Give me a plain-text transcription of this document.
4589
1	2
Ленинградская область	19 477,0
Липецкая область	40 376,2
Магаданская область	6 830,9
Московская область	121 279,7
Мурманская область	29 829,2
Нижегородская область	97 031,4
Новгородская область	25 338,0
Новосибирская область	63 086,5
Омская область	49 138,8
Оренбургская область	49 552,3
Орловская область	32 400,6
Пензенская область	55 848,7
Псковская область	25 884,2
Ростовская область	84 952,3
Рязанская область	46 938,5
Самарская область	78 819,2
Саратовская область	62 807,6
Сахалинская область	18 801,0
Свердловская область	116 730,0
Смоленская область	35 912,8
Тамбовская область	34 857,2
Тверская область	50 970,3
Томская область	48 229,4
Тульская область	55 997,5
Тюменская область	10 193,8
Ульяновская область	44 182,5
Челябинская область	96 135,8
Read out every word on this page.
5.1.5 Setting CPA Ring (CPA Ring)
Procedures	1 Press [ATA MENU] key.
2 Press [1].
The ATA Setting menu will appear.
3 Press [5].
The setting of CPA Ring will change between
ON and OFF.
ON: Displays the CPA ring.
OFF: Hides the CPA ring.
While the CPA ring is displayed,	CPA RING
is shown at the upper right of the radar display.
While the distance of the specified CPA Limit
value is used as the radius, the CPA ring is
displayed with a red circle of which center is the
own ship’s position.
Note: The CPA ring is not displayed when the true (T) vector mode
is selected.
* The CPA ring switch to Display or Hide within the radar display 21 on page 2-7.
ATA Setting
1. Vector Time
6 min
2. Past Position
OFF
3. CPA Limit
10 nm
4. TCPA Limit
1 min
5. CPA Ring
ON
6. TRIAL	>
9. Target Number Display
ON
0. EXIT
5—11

■ **Given request**
Extract each record, keeping it identical to the original.

■ **Full output**
Give me a plain-text transcription of this document.
4589
1	2
Ленинградская область	19 477,0
Липецкая область	40 376,2
Магаданская область	6 830,9
Московская область	121 279,7
Мурманская область	29 829,2
Нижегородская область	97 031,4
Новгородская область	25 338,0
Новосибирская область	63 086,5
Омская область	49 138,8
Оренбургская область	49 552,3
Орловская область	32 400,6
Пензенская область	55 848,7
Псковская область	25 884,2
Ростовская область	84 952,3
Рязанская область	46 938,5
Самарская область	78 819,2
Саратовская область	62 807,6
Сахалинская область	18 801,0
Свердловская область	116 730,0
Смоленская область	35 912,8
Тамбовская область	34 857,2
Тверская область	50 970,3
Томская область	48 229,4
Тульская область	55 997,5
Тюменская область	10 193,8
Ульяновская область	44 182,5
Челябинская область	96 135,8
Read out every word on this page.
5.1.5 Setting CPA Ring (CPA Ring)
Procedures	1 Press [ATA MENU] key.
2 Press [1].
The ATA Setting menu will appear.
3 Press [5].
The setting of CPA Ring will change between
ON and OFF.
ON: Displays the CPA ring.
OFF: Hides the CPA ring.
While the CPA ring is displayed,	CPA RING
is shown at the upper right of the radar display.
While the distance of the specified CPA Limit
value is used as the radius, the CPA ring is
displayed with a red circle of which center is the
own ship’s position.
Note: The CPA ring is not displayed when the true (T) vector mode
is selected.
* The CPA ring switch to Display or Hide within the radar display 21 on page 2-7.
ATA Setting
1. Vector Time
6 min
2. Past Position
OFF
3. CPA Limit
10 nm
4. TCPA Limit
1 min
5. CPA Ring
ON
6. TRIAL	>
9. Target Number Display
ON
0. EXIT
5—11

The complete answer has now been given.